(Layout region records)
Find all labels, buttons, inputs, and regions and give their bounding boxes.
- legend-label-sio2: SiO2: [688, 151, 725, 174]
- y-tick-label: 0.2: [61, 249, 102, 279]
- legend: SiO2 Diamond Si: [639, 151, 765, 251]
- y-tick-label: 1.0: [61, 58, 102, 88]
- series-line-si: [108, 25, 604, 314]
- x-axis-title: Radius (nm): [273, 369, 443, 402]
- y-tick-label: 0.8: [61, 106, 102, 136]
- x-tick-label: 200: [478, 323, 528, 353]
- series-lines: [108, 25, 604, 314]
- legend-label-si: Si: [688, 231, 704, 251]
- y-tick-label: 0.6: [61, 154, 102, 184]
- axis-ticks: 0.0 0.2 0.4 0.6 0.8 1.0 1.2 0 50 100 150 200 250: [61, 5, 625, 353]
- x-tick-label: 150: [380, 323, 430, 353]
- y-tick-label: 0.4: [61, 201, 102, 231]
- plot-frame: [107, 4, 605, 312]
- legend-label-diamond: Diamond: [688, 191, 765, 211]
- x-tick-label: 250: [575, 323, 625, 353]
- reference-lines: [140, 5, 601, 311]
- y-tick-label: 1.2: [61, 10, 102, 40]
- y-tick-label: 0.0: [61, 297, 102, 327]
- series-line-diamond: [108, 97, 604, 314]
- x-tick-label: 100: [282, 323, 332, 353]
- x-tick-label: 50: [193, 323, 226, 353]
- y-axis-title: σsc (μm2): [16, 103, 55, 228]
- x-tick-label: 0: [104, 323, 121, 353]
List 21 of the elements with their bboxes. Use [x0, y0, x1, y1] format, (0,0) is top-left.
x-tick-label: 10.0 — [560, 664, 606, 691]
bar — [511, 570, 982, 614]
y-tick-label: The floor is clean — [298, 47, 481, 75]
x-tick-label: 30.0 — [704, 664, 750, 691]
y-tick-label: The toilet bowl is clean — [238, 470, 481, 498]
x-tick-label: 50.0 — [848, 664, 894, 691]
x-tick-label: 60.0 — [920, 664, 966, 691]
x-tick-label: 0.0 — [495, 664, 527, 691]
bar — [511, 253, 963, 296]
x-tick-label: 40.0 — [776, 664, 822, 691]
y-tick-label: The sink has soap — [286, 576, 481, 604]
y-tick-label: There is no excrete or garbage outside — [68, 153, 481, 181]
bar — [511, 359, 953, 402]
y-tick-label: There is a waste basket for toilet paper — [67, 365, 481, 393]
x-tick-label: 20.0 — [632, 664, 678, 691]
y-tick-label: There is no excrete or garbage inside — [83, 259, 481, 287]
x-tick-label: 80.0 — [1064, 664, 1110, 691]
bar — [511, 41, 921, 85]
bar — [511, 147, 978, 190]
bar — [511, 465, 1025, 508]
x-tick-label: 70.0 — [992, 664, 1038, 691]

Goal of the exercise
Please reproduce the data above, substituting "y-axis-label" for every occurrence of "y-tick-label" and leaving everything else unchanged.

Complete output
Find all labels, buttons, inputs, and regions and give their bounding boxes.
- legend-label-sio2: SiO2: [688, 151, 725, 174]
- y-axis-label: 0.2: [61, 249, 102, 279]
- legend: SiO2 Diamond Si: [639, 151, 765, 251]
- y-axis-label: 1.0: [61, 58, 102, 88]
- series-line-si: [108, 25, 604, 314]
- x-axis-title: Radius (nm): [273, 369, 443, 402]
- y-axis-label: 0.8: [61, 106, 102, 136]
- x-tick-label: 200: [478, 323, 528, 353]
- series-lines: [108, 25, 604, 314]
- legend-label-si: Si: [688, 231, 704, 251]
- y-axis-label: 0.6: [61, 154, 102, 184]
- axis-ticks: 0.0 0.2 0.4 0.6 0.8 1.0 1.2 0 50 100 150 200 250: [61, 5, 625, 353]
- x-tick-label: 150: [380, 323, 430, 353]
- y-axis-label: 0.4: [61, 201, 102, 231]
- plot-frame: [107, 4, 605, 312]
- legend-label-diamond: Diamond: [688, 191, 765, 211]
- x-tick-label: 250: [575, 323, 625, 353]
- reference-lines: [140, 5, 601, 311]
- y-axis-label: 1.2: [61, 10, 102, 40]
- y-axis-label: 0.0: [61, 297, 102, 327]
- series-line-diamond: [108, 97, 604, 314]
- x-tick-label: 100: [282, 323, 332, 353]
- x-tick-label: 50: [193, 323, 226, 353]
- y-axis-title: σsc (μm2): [16, 103, 55, 228]
- x-tick-label: 0: [104, 323, 121, 353]
List 21 of the elements with their bboxes. Use [x0, y0, x1, y1] format, (0,0) is top-left.
x-tick-label: 10.0 — [560, 664, 606, 691]
bar — [511, 570, 982, 614]
y-axis-label: The floor is clean — [298, 47, 481, 75]
x-tick-label: 30.0 — [704, 664, 750, 691]
y-axis-label: The toilet bowl is clean — [238, 470, 481, 498]
x-tick-label: 50.0 — [848, 664, 894, 691]
x-tick-label: 60.0 — [920, 664, 966, 691]
x-tick-label: 0.0 — [495, 664, 527, 691]
bar — [511, 253, 963, 296]
x-tick-label: 40.0 — [776, 664, 822, 691]
y-axis-label: The sink has soap — [286, 576, 481, 604]
y-axis-label: There is no excrete or garbage outside — [68, 153, 481, 181]
bar — [511, 359, 953, 402]
y-axis-label: There is a waste basket for toilet paper — [67, 365, 481, 393]
x-tick-label: 20.0 — [632, 664, 678, 691]
y-axis-label: There is no excrete or garbage inside — [83, 259, 481, 287]
x-tick-label: 80.0 — [1064, 664, 1110, 691]
bar — [511, 41, 921, 85]
bar — [511, 147, 978, 190]
bar — [511, 465, 1025, 508]
x-tick-label: 70.0 — [992, 664, 1038, 691]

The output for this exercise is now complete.